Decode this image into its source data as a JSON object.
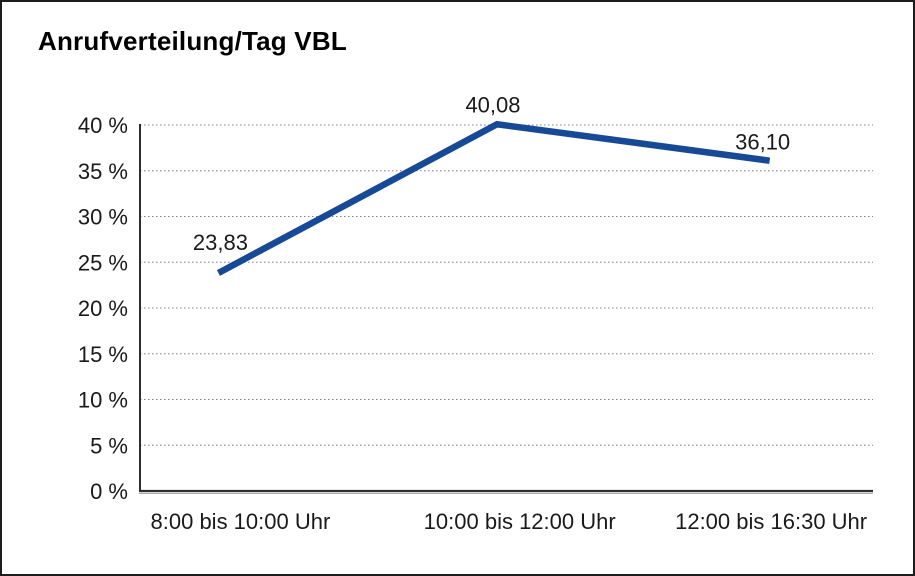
{
  "chart_data": {
    "type": "line",
    "title": "Anrufverteilung/Tag VBL",
    "categories": [
      "8:00 bis 10:00 Uhr",
      "10:00 bis 12:00 Uhr",
      "12:00 bis 16:30 Uhr"
    ],
    "values": [
      23.83,
      40.08,
      36.1
    ],
    "value_labels": [
      "23,83",
      "40,08",
      "36,10"
    ],
    "y_ticks": [
      {
        "value": 0,
        "label": "0 %"
      },
      {
        "value": 5,
        "label": "5 %"
      },
      {
        "value": 10,
        "label": "10 %"
      },
      {
        "value": 15,
        "label": "15 %"
      },
      {
        "value": 20,
        "label": "20 %"
      },
      {
        "value": 25,
        "label": "25 %"
      },
      {
        "value": 30,
        "label": "30 %"
      },
      {
        "value": 35,
        "label": "35 %"
      },
      {
        "value": 40,
        "label": "40 %"
      }
    ],
    "ylim": [
      0,
      40
    ],
    "xlabel": "",
    "ylabel": "",
    "grid": "horizontal-dotted",
    "legend": "none",
    "colors": {
      "line": "#164A96",
      "grid": "#808080",
      "axis": "#2E2E2E",
      "axis_shadow": "#9E9E9E",
      "text": "#1A1A1A",
      "title": "#000000",
      "background": "#FFFFFF",
      "frame_border": "#1C1C1C"
    }
  }
}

=====

## What this task involves:
The pictures should not be reproduced; quote all of the other material exactly.

## Full answer:
Decode this image into its source data as a JSON object.
{
  "chart_data": {
    "type": "line",
    "title": "Anrufverteilung/Tag VBL",
    "categories": [
      "8:00 bis 10:00 Uhr",
      "10:00 bis 12:00 Uhr",
      "12:00 bis 16:30 Uhr"
    ],
    "values": [
      23.83,
      40.08,
      36.1
    ],
    "value_labels": [
      "23,83",
      "40,08",
      "36,10"
    ],
    "y_ticks": [
      {
        "value": 0,
        "label": "0 %"
      },
      {
        "value": 5,
        "label": "5 %"
      },
      {
        "value": 10,
        "label": "10 %"
      },
      {
        "value": 15,
        "label": "15 %"
      },
      {
        "value": 20,
        "label": "20 %"
      },
      {
        "value": 25,
        "label": "25 %"
      },
      {
        "value": 30,
        "label": "30 %"
      },
      {
        "value": 35,
        "label": "35 %"
      },
      {
        "value": 40,
        "label": "40 %"
      }
    ],
    "ylim": [
      0,
      40
    ],
    "xlabel": "",
    "ylabel": "",
    "grid": "horizontal-dotted",
    "legend": "none",
    "colors": {
      "line": "#164A96",
      "grid": "#808080",
      "axis": "#2E2E2E",
      "axis_shadow": "#9E9E9E",
      "text": "#1A1A1A",
      "title": "#000000",
      "background": "#FFFFFF",
      "frame_border": "#1C1C1C"
    }
  }
}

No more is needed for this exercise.